◆ **TASK DETAILS**: Comb through the entries for "Days" and pull out each line that holds it.

◆ **RECORD SET**:
● ● ● ● ● ● ●
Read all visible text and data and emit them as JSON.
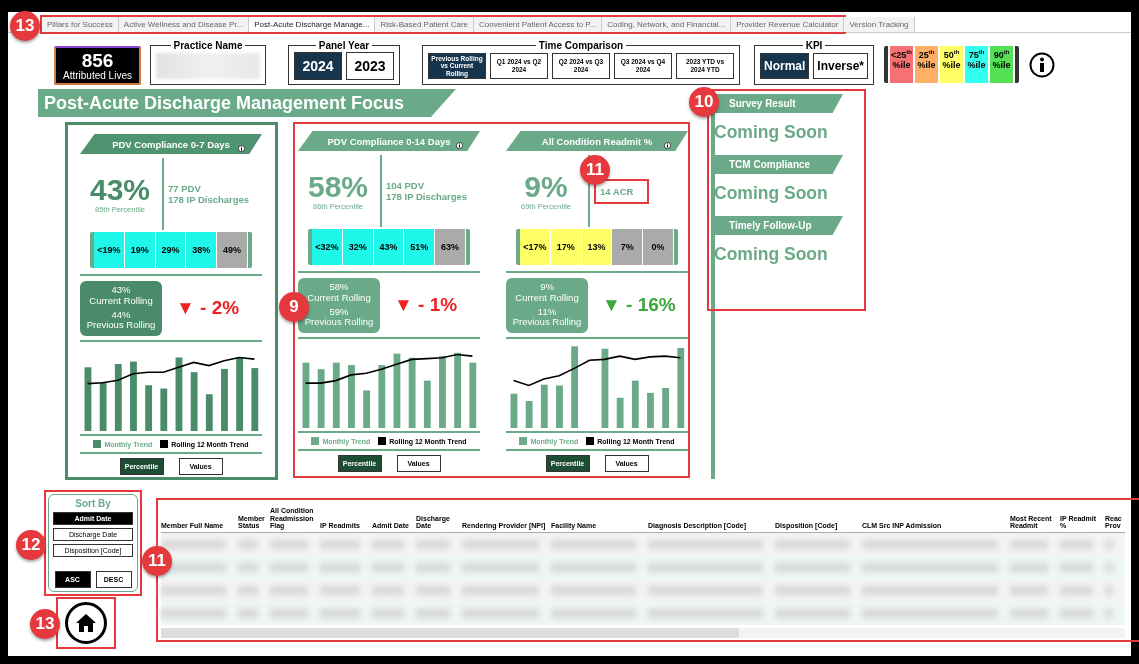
{
  "tab_groups": [
    {
      "callout": "13",
      "tabs": [
        {
          "label": "Pillars for Success",
          "selected": false
        },
        {
          "label": "Active Wellness and Disease Pr...",
          "selected": false
        },
        {
          "label": "Post-Acute Discharge Manage...",
          "selected": true
        },
        {
          "label": "Risk-Based Patient Care",
          "selected": false
        },
        {
          "label": "Convenient Patient Access to P...",
          "selected": false
        },
        {
          "label": "Coding, Network, and Financial...",
          "selected": false
        },
        {
          "label": "Provider Revenue Calculator",
          "selected": false
        }
      ]
    },
    {
      "tabs": [
        {
          "label": "Version Tracking",
          "selected": false
        }
      ]
    }
  ],
  "header": {
    "lives": {
      "value": "856",
      "label": "Attributed Lives"
    },
    "practice": {
      "title": "Practice Name"
    },
    "panel_year": {
      "title": "Panel Year",
      "options": [
        {
          "label": "2024",
          "selected": true
        },
        {
          "label": "2023",
          "selected": false
        }
      ]
    },
    "time_comparison": {
      "title": "Time Comparison",
      "options": [
        {
          "label": "Previous Rolling vs Current Rolling",
          "selected": true
        },
        {
          "label": "Q1 2024 vs Q2 2024",
          "selected": false
        },
        {
          "label": "Q2 2024 vs Q3 2024",
          "selected": false
        },
        {
          "label": "Q3 2024 vs Q4 2024",
          "selected": false
        },
        {
          "label": "2023 YTD vs 2024 YTD",
          "selected": false
        }
      ]
    },
    "kpi": {
      "title": "KPI",
      "options": [
        {
          "label": "Normal",
          "selected": true
        },
        {
          "label": "Inverse*",
          "selected": false
        }
      ]
    },
    "legend": [
      {
        "label": "<25$^{th}$ %ile",
        "color": "#f47174"
      },
      {
        "label": "25$^{th}$ %ile",
        "color": "#ffb066"
      },
      {
        "label": "50$^{th}$ %ile",
        "color": "#ffff66"
      },
      {
        "label": "75$^{th}$ %ile",
        "color": "#33ffee"
      },
      {
        "label": "90$^{th}$ %ile",
        "color": "#55e055"
      }
    ]
  },
  "section_title": "Post-Acute Discharge Management Focus",
  "metric_group_callout": "9",
  "cards": [
    {
      "selected": true,
      "title": "PDV Compliance 0-7 Days",
      "value": "43%",
      "percentile": "85th Percentile",
      "details": [
        {
          "text": "77 PDV"
        },
        {
          "text": "178 IP Discharges"
        }
      ],
      "scale": [
        {
          "label": "<19%",
          "color": "#1ff7ea"
        },
        {
          "label": "19%",
          "color": "#1ff7ea"
        },
        {
          "label": "29%",
          "color": "#1ff7ea"
        },
        {
          "label": "38%",
          "color": "#1ff7ea"
        },
        {
          "label": "49%",
          "color": "#aaaaaa"
        }
      ],
      "current": {
        "value": "43%",
        "label": "Current Rolling"
      },
      "previous": {
        "value": "44%",
        "label": "Previous Rolling"
      },
      "change": {
        "arrow": "▼",
        "text": "- 2%",
        "favorable": false
      },
      "legend": [
        "Monthly Trend",
        "Rolling 12 Month Trend"
      ],
      "toggles": [
        {
          "label": "Percentile",
          "selected": true
        },
        {
          "label": "Values",
          "selected": false
        }
      ]
    },
    {
      "selected": false,
      "title": "PDV Compliance 0-14 Days",
      "value": "58%",
      "percentile": "86th Percentile",
      "details": [
        {
          "text": "104 PDV"
        },
        {
          "text": "178 IP Discharges"
        }
      ],
      "scale": [
        {
          "label": "<32%",
          "color": "#1ff7ea"
        },
        {
          "label": "32%",
          "color": "#1ff7ea"
        },
        {
          "label": "43%",
          "color": "#1ff7ea"
        },
        {
          "label": "51%",
          "color": "#1ff7ea"
        },
        {
          "label": "63%",
          "color": "#aaaaaa"
        }
      ],
      "current": {
        "value": "58%",
        "label": "Current Rolling"
      },
      "previous": {
        "value": "59%",
        "label": "Previous Rolling"
      },
      "change": {
        "arrow": "▼",
        "text": "- 1%",
        "favorable": false
      },
      "legend": [
        "Monthly Trend",
        "Rolling 12 Month Trend"
      ],
      "toggles": [
        {
          "label": "Percentile",
          "selected": true
        },
        {
          "label": "Values",
          "selected": false
        }
      ]
    },
    {
      "selected": false,
      "title": "All Condition Readmit %",
      "value": "9%",
      "percentile": "69th Percentile",
      "details": [
        {
          "text": "14 ACR",
          "callout": "11"
        }
      ],
      "scale": [
        {
          "label": "<17%",
          "color": "#ffff66"
        },
        {
          "label": "17%",
          "color": "#ffff66"
        },
        {
          "label": "13%",
          "color": "#ffff66"
        },
        {
          "label": "7%",
          "color": "#aaaaaa"
        },
        {
          "label": "0%",
          "color": "#aaaaaa"
        }
      ],
      "current": {
        "value": "9%",
        "label": "Current Rolling"
      },
      "previous": {
        "value": "11%",
        "label": "Previous Rolling"
      },
      "change": {
        "arrow": "▼",
        "text": "- 16%",
        "favorable": true
      },
      "legend": [
        "Monthly Trend",
        "Rolling 12 Month Trend"
      ],
      "toggles": [
        {
          "label": "Percentile",
          "selected": true
        },
        {
          "label": "Values",
          "selected": false
        }
      ]
    }
  ],
  "side_panel": {
    "callout": "10",
    "sections": [
      {
        "title": "Survey Result",
        "body": "Coming Soon"
      },
      {
        "title": "TCM Compliance",
        "body": "Coming Soon"
      },
      {
        "title": "Timely Follow-Up",
        "body": "Coming Soon"
      }
    ]
  },
  "sort_panel": {
    "callout": "12",
    "title": "Sort By",
    "options": [
      {
        "label": "Admit Date",
        "selected": true
      },
      {
        "label": "Discharge Date",
        "selected": false
      },
      {
        "label": "Disposition [Code]",
        "selected": false
      }
    ],
    "order": [
      {
        "label": "ASC",
        "selected": true
      },
      {
        "label": "DESC",
        "selected": false
      }
    ]
  },
  "home": {
    "callout": "13"
  },
  "table": {
    "callout": "11",
    "columns": [
      "Member Full Name",
      "Member Status",
      "All Condition Readmission Flag",
      "IP Readmits",
      "Admit Date",
      "Discharge Date",
      "Rendering Provider [NPI]",
      "Facility Name",
      "Diagnosis Description [Code]",
      "Disposition [Code]",
      "CLM Src INP Admission",
      "Most Recent Readmit",
      "IP Readmit %",
      "Reac Prov"
    ]
  }
}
● ● ● ● ● ● ●
◆ **RIGHT ANSWER**:
      "title": "PDV Compliance 0-7 Days",
      "title": "PDV Compliance 0-14 Days",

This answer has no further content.